GOAL
Your answer should be a single number: the count of lines in the material below that hold "Analysis".

__________

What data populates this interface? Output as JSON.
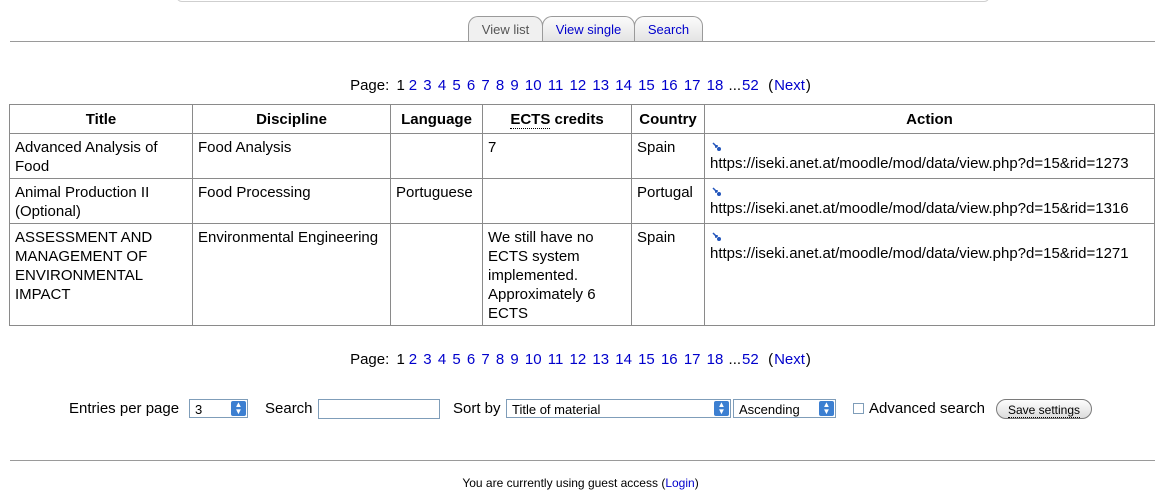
{
  "tabs": [
    "View list",
    "View single",
    "Search"
  ],
  "paging": {
    "label": "Page:",
    "current": "1",
    "pages": [
      "2",
      "3",
      "4",
      "5",
      "6",
      "7",
      "8",
      "9",
      "10",
      "11",
      "12",
      "13",
      "14",
      "15",
      "16",
      "17",
      "18"
    ],
    "ellipsis": "...",
    "last": "52",
    "next": "Next"
  },
  "table": {
    "headers": [
      "Title",
      "Discipline",
      "Language",
      "ECTS credits",
      "Country",
      "Action"
    ],
    "rows": [
      {
        "title": "Advanced Analysis of Food",
        "discipline": "Food Analysis",
        "language": "",
        "ects": "7",
        "country": "Spain",
        "url": "https://iseki.anet.at/moodle/mod/data/view.php?d=15&rid=1273"
      },
      {
        "title": "Animal Production II (Optional)",
        "discipline": "Food Processing",
        "language": "Portuguese",
        "ects": "",
        "country": "Portugal",
        "url": "https://iseki.anet.at/moodle/mod/data/view.php?d=15&rid=1316"
      },
      {
        "title": "ASSESSMENT AND MANAGEMENT OF ENVIRONMENTAL IMPACT",
        "discipline": "Environmental Engineering",
        "language": "",
        "ects": "We still have no ECTS system implemented. Approximately 6 ECTS",
        "country": "Spain",
        "url": "https://iseki.anet.at/moodle/mod/data/view.php?d=15&rid=1271"
      }
    ]
  },
  "controls": {
    "entries_label": "Entries per page",
    "entries_value": "3",
    "search_label": "Search",
    "search_value": "",
    "sort_label": "Sort by",
    "sort_value": "Title of material",
    "order_value": "Ascending",
    "advanced_label": "Advanced search",
    "save_label": "Save settings"
  },
  "footer": {
    "text": "You are currently using guest access (",
    "login": "Login",
    "close": ")"
  }
}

__________

ANSWER TO THIS TASK
2